▶ _WRITTEN REQUEST_:
Transcribe the listing below word for word.

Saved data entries
========================================================================

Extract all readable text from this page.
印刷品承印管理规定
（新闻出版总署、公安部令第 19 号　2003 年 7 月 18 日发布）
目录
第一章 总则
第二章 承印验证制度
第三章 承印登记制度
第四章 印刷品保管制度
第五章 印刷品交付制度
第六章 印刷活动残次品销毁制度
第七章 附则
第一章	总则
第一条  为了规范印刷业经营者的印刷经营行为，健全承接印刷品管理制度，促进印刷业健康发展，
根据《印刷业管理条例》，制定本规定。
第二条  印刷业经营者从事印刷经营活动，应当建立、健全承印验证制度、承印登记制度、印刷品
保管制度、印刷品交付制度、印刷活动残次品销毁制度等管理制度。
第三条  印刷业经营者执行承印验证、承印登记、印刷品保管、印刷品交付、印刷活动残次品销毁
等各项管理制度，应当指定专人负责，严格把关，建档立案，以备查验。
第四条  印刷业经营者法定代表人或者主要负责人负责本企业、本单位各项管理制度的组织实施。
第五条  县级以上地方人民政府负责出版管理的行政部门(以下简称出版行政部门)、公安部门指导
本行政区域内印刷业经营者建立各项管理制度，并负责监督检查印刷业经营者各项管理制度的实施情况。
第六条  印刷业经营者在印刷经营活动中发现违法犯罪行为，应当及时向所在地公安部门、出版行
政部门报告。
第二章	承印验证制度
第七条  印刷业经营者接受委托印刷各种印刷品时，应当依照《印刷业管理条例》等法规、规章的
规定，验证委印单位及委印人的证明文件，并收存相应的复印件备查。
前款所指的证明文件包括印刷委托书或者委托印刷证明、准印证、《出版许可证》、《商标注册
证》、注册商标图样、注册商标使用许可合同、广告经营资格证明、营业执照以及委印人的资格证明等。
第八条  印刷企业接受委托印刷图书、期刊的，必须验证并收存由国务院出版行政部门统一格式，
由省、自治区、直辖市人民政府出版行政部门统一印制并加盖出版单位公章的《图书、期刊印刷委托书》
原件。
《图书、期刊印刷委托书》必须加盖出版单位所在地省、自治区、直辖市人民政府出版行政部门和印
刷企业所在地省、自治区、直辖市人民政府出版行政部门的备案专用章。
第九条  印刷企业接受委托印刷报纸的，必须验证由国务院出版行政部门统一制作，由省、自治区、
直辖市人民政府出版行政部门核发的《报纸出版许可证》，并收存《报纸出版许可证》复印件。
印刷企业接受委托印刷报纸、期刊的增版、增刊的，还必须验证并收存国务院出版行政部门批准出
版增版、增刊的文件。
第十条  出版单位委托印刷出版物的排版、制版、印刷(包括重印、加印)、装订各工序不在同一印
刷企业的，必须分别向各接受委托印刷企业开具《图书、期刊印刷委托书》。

========================================================================

▶ _SOLUTION TO THIS PROBLEM_:
Extract all readable text from this page.
印刷品承印管理规定
（新闻出版总署、公安部令第 19 号　2003 年 7 月 18 日发布）
目录
第一章 总则
第二章 承印验证制度
第三章 承印登记制度
第四章 印刷品保管制度
第五章 印刷品交付制度
第六章 印刷活动残次品销毁制度
第七章 附则
第一章	总则
第一条  为了规范印刷业经营者的印刷经营行为，健全承接印刷品管理制度，促进印刷业健康发展，
根据《印刷业管理条例》，制定本规定。
第二条  印刷业经营者从事印刷经营活动，应当建立、健全承印验证制度、承印登记制度、印刷品
保管制度、印刷品交付制度、印刷活动残次品销毁制度等管理制度。
第三条  印刷业经营者执行承印验证、承印登记、印刷品保管、印刷品交付、印刷活动残次品销毁
等各项管理制度，应当指定专人负责，严格把关，建档立案，以备查验。
第四条  印刷业经营者法定代表人或者主要负责人负责本企业、本单位各项管理制度的组织实施。
第五条  县级以上地方人民政府负责出版管理的行政部门(以下简称出版行政部门)、公安部门指导
本行政区域内印刷业经营者建立各项管理制度，并负责监督检查印刷业经营者各项管理制度的实施情况。
第六条  印刷业经营者在印刷经营活动中发现违法犯罪行为，应当及时向所在地公安部门、出版行
政部门报告。
第二章	承印验证制度
第七条  印刷业经营者接受委托印刷各种印刷品时，应当依照《印刷业管理条例》等法规、规章的
规定，验证委印单位及委印人的证明文件，并收存相应的复印件备查。
前款所指的证明文件包括印刷委托书或者委托印刷证明、准印证、《出版许可证》、《商标注册
证》、注册商标图样、注册商标使用许可合同、广告经营资格证明、营业执照以及委印人的资格证明等。
第八条  印刷企业接受委托印刷图书、期刊的，必须验证并收存由国务院出版行政部门统一格式，
由省、自治区、直辖市人民政府出版行政部门统一印制并加盖出版单位公章的《图书、期刊印刷委托书》
原件。
《图书、期刊印刷委托书》必须加盖出版单位所在地省、自治区、直辖市人民政府出版行政部门和印
刷企业所在地省、自治区、直辖市人民政府出版行政部门的备案专用章。
第九条  印刷企业接受委托印刷报纸的，必须验证由国务院出版行政部门统一制作，由省、自治区、
直辖市人民政府出版行政部门核发的《报纸出版许可证》，并收存《报纸出版许可证》复印件。
印刷企业接受委托印刷报纸、期刊的增版、增刊的，还必须验证并收存国务院出版行政部门批准出
版增版、增刊的文件。
第十条  出版单位委托印刷出版物的排版、制版、印刷(包括重印、加印)、装订各工序不在同一印
刷企业的，必须分别向各接受委托印刷企业开具《图书、期刊印刷委托书》。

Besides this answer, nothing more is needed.